Metin:
....

Emsal Mahkeme Kararı İstanbul Bölge Adliye Mahkemesi 12. Hukuk Dairesi 2020/1392 E. 2021/656 K. 29.04.2021 T.

Görüntülediğiniz mahkeme kararı kesinleşmiş bir karardır.

T.C.
İSTANBUL
BÖLGE ADLİYE MAHKEMESİ
12. HUKUK DAİRESİ
DOSYA NO: 2020/1392
KARAR NO: 2021/656
T Ü R K M İ L L E T İ A D I N A
İ S T İ N A F K A R A R I
İNCELENEN KARARIN
MAHKEMESİ: İSTANBUL ANADOLU 5. ASLİYE TİCARET MAHKEMESİ
TARİHİ: 11/02/2020
NUMARASI: 2019/414 Esas-2020/110 Karar
DAVA: İtirazın İptali (Taşıma Sözleşmesi Kaynaklı)

....

Gösterilen Veriler:
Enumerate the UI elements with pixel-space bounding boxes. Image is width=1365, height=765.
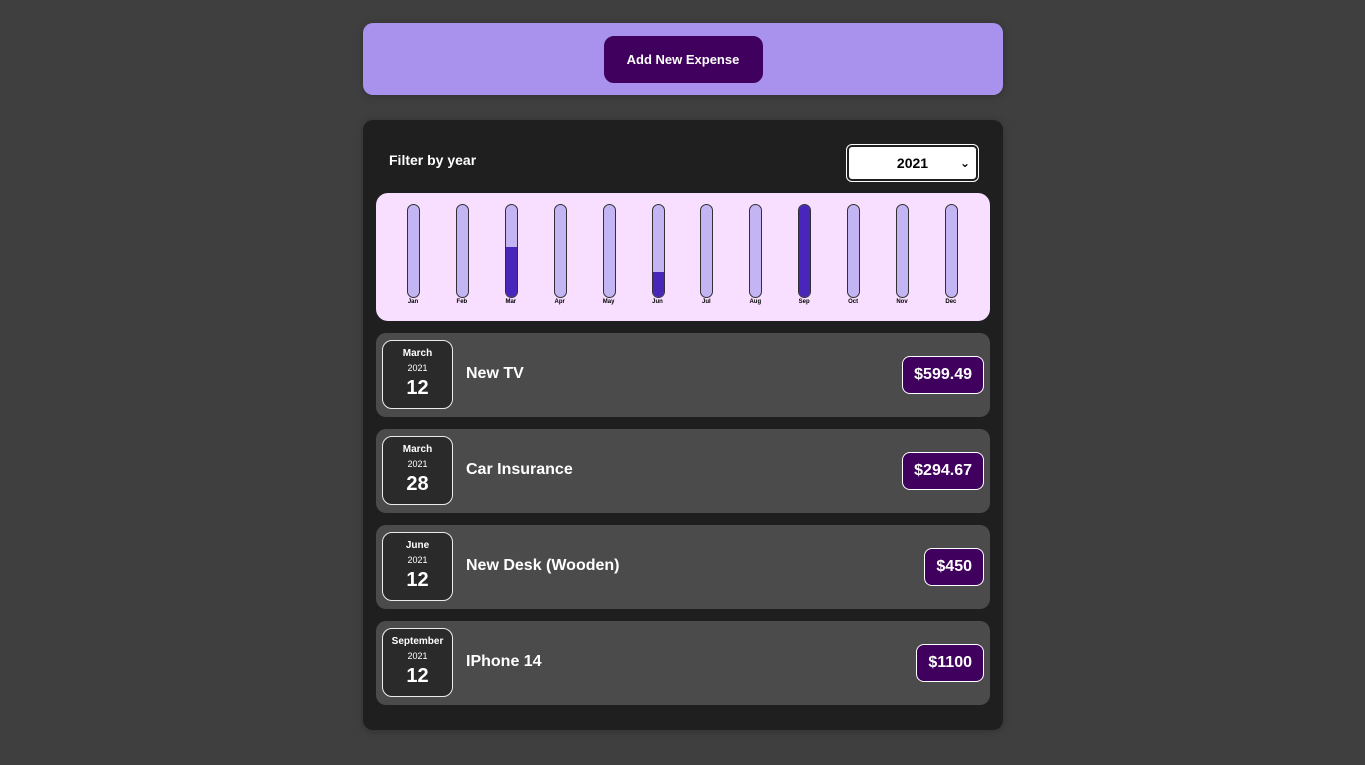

....

Görev Listesi:
**1.** Karar metnine göre bu dava ne tür bir davadır ve hangi sözleşmeden kaynaklanmaktadır? Bir ila üç cümleyle açıklayın.
**2.** Karar metninde "Emsal Mahkeme Kararı" sözlerinin geçtiği yerden başlayın, "kesinleşmiş bir karardır." sözlerinden sonra durun ve bu bölümü birebir yineleyin.

Çözümlü Yanıtlar:
**1.** Karar metnine göre dava, bir itirazın iptali davasıdır. Dava bir taşıma sözleşmesinden kaynaklanmaktadır.

**2.**
Emsal Mahkeme Kararı İstanbul Bölge Adliye Mahkemesi 12. Hukuk Dairesi 2020/1392 E. 2021/656 K. 29.04.2021 T.

Görüntülediğiniz mahkeme kararı kesinleşmiş bir karardır.